Please write out the complete listing that follows, exactly as it reads.

################

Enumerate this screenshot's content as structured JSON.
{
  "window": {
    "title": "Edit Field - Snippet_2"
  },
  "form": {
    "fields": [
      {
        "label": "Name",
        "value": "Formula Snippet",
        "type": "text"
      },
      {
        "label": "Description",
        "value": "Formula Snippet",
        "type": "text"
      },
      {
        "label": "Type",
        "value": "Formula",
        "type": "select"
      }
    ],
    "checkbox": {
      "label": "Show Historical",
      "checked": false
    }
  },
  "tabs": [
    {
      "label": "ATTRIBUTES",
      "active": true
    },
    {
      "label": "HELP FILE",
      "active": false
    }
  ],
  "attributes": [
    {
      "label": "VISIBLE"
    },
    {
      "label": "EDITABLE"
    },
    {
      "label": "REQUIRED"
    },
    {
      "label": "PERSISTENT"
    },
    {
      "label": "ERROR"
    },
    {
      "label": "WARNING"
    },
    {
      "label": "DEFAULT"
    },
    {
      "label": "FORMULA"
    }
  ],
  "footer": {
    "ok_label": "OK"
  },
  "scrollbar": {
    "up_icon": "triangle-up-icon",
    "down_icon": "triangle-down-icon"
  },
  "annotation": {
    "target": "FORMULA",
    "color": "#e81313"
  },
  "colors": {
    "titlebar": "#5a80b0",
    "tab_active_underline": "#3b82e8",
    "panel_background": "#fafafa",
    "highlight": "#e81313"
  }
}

################

Finished exercise:
Enumerate this screenshot's content as structured JSON.
{
  "window": {
    "title": "Edit Field - Snippet_2"
  },
  "form": {
    "fields": [
      {
        "label": "Name",
        "value": "Formula Snippet",
        "type": "text"
      },
      {
        "label": "Description",
        "value": "Formula Snippet",
        "type": "text"
      },
      {
        "label": "Type",
        "value": "Formula",
        "type": "select"
      }
    ],
    "checkbox": {
      "label": "Show Historical",
      "checked": false
    }
  },
  "tabs": [
    {
      "label": "ATTRIBUTES",
      "active": true
    },
    {
      "label": "HELP FILE",
      "active": false
    }
  ],
  "attributes": [
    {
      "label": "VISIBLE"
    },
    {
      "label": "EDITABLE"
    },
    {
      "label": "REQUIRED"
    },
    {
      "label": "PERSISTENT"
    },
    {
      "label": "ERROR"
    },
    {
      "label": "WARNING"
    },
    {
      "label": "DEFAULT"
    },
    {
      "label": "FORMULA"
    }
  ],
  "footer": {
    "ok_label": "OK"
  },
  "scrollbar": {
    "up_icon": "triangle-up-icon",
    "down_icon": "triangle-down-icon"
  },
  "annotation": {
    "target": "FORMULA",
    "color": "#e81313"
  },
  "colors": {
    "titlebar": "#5a80b0",
    "tab_active_underline": "#3b82e8",
    "panel_background": "#fafafa",
    "highlight": "#e81313"
  }
}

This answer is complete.